● **PROBLEM TO WORK ON**
In the records below, find each line containing the word "premolarii" and copy it.

>> BEGIN INPUT DATA

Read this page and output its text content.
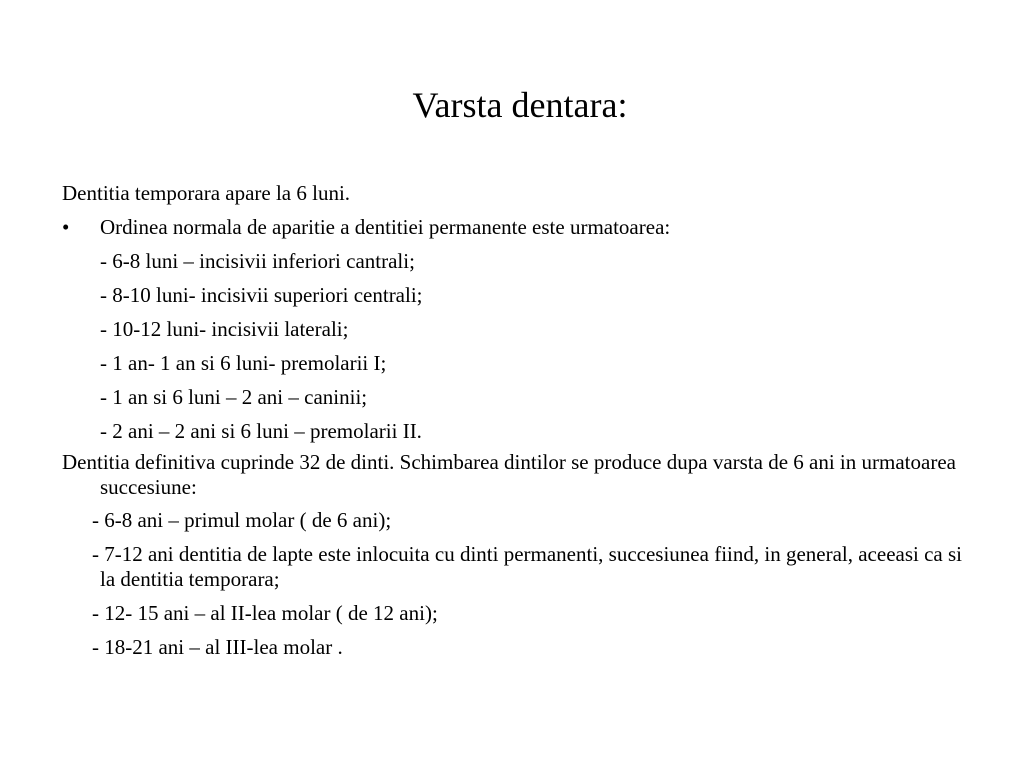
Varsta dentara:
Dentitia temporara apare la 6 luni.
• Ordinea normala de aparitie a dentitiei permanente este urmatoarea:
- 6-8 luni – incisivii inferiori cantrali;
- 8-10 luni- incisivii superiori centrali;
- 10-12 luni- incisivii laterali;
- 1 an- 1 an si 6 luni- premolarii I;
- 1 an si 6 luni – 2 ani – caninii;
- 2 ani – 2 ani si 6 luni – premolarii II.
Dentitia definitiva cuprinde 32 de dinti. Schimbarea dintilor se produce dupa varsta de 6 ani in urmatoarea succesiune:
- 6-8 ani – primul molar ( de 6 ani);
- 7-12 ani dentitia de lapte este inlocuita cu dinti permanenti, succesiunea fiind, in general, aceeasi ca si la dentitia temporara;
- 12- 15 ani – al II-lea molar ( de 12 ani);
- 18-21 ani – al III-lea molar .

>> END INPUT DATA

● **ANSWER TO THE EXERCISE**
- 1 an- 1 an si 6 luni- premolarii I;
- 2 ani – 2 ani si 6 luni – premolarii II.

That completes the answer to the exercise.